╭─ RECORD SET

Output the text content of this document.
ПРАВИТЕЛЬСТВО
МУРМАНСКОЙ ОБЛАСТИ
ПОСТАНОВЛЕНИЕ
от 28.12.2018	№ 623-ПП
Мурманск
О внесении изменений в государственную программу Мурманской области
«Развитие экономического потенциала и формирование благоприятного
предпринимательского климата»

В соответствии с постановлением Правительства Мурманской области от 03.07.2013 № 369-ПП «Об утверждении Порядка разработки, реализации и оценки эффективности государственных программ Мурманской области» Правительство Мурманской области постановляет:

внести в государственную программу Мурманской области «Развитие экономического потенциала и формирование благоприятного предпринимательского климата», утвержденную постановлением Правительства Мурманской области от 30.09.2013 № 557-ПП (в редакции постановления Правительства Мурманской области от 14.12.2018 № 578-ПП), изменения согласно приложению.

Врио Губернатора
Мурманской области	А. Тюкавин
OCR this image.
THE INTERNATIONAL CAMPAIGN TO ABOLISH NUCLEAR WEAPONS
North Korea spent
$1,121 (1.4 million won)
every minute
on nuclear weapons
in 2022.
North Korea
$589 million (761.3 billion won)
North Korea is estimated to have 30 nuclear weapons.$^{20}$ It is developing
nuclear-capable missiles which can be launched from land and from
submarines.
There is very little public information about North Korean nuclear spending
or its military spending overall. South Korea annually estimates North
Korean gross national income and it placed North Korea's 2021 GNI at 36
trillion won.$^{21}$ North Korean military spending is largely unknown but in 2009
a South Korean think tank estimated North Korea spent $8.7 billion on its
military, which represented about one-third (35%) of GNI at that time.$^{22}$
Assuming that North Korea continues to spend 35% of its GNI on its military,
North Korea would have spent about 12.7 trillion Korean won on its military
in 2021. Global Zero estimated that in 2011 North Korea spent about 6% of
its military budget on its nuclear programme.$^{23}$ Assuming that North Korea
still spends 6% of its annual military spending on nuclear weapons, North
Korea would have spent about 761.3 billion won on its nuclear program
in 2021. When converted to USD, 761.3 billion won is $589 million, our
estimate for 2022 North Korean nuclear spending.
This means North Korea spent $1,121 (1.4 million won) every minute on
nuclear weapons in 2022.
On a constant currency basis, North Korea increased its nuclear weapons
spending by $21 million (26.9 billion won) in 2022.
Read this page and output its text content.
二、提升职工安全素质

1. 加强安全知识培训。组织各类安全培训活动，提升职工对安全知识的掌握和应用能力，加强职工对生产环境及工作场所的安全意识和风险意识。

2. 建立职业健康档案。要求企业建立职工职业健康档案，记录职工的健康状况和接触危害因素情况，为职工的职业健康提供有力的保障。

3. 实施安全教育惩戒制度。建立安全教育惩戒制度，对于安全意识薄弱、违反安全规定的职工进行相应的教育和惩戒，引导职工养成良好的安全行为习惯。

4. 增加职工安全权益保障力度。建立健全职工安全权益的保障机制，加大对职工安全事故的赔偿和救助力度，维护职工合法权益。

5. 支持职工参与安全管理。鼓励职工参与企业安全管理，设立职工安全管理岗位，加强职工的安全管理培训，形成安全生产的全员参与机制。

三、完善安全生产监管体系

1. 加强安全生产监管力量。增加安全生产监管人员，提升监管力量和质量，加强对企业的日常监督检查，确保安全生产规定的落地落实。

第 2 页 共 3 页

╰─

:: WHAT IS ASKED ::
Give a single number: the count of lines above that include the word "spent".

:: WORKED SOLUTION ::
6